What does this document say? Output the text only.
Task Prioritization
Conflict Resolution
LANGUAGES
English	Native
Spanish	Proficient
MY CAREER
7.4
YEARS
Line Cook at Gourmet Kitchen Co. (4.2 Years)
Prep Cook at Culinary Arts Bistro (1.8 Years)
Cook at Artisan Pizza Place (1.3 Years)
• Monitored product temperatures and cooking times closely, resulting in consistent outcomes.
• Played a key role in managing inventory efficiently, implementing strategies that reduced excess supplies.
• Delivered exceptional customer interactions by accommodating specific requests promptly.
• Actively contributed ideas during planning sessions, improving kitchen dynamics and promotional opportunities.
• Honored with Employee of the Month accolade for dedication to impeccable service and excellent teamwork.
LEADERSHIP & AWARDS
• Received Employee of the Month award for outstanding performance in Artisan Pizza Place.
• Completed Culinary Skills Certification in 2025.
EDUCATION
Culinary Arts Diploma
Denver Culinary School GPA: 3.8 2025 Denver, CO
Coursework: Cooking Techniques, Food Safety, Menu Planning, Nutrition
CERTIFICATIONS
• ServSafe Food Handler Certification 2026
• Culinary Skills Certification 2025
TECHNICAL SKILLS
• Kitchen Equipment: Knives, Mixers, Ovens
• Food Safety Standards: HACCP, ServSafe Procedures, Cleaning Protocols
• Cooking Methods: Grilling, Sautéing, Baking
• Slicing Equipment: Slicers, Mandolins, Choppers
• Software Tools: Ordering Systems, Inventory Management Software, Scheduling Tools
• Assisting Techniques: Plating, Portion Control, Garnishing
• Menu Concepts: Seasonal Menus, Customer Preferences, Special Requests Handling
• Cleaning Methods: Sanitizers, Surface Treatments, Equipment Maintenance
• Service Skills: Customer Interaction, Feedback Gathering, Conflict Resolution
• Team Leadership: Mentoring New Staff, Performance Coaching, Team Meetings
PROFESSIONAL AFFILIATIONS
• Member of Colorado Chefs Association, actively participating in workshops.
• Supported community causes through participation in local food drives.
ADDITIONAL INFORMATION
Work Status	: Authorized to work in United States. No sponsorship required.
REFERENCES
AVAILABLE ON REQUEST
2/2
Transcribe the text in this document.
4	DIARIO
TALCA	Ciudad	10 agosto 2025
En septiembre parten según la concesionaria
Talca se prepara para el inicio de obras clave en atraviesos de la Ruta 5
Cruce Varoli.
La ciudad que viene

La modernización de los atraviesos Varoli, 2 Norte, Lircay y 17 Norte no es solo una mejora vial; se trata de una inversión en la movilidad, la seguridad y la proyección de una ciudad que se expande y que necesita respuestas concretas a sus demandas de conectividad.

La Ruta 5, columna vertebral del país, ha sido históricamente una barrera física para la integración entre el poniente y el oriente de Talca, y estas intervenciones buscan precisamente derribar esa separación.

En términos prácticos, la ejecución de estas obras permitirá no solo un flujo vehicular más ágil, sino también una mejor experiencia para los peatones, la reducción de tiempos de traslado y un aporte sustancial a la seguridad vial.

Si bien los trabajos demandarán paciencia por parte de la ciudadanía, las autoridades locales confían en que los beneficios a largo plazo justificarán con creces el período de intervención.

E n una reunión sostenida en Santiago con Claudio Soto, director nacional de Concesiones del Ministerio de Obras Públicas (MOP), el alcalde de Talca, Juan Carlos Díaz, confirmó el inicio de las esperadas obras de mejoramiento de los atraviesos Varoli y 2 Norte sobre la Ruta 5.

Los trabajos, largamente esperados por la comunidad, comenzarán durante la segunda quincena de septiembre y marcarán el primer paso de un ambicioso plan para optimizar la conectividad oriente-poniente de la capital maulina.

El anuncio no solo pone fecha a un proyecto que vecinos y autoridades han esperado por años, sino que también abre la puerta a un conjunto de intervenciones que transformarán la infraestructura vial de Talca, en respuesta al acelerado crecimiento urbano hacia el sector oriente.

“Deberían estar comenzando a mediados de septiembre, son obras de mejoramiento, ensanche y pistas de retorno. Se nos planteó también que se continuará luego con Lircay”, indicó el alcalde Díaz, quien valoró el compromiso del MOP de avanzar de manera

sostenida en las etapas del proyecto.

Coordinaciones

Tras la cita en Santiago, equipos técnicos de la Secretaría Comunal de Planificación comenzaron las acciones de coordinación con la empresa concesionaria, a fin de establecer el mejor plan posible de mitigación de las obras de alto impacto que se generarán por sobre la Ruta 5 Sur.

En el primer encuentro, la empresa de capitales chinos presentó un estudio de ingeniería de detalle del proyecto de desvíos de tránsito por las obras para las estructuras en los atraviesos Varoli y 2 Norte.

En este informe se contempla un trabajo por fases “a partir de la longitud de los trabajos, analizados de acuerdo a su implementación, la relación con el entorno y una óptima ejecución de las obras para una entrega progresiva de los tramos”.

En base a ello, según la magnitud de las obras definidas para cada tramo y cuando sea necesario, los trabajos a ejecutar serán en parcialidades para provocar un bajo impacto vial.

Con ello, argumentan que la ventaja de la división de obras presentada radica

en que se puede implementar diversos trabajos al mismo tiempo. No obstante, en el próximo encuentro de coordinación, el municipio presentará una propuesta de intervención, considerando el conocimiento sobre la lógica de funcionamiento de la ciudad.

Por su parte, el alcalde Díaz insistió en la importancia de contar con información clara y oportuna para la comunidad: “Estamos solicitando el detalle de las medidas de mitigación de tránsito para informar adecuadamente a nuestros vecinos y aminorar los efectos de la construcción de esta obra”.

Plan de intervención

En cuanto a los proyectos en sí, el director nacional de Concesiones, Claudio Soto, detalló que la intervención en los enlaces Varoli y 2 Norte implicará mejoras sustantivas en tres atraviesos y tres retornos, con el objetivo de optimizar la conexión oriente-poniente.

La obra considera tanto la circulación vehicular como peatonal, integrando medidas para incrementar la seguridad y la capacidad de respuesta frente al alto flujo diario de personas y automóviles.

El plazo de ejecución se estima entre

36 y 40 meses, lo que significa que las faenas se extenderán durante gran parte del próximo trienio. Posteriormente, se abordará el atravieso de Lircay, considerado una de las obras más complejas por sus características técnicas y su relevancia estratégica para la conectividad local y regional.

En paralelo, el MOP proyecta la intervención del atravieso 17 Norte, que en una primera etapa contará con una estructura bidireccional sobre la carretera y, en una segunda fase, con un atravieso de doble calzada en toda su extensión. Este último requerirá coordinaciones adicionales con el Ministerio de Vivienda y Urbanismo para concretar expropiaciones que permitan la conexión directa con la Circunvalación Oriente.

────────

Brief
Find the word "Resolution" in the records and pull out each line that has it.

Task response
Conflict Resolution
• Service Skills: Customer Interaction, Feedback Gathering, Conflict Resolution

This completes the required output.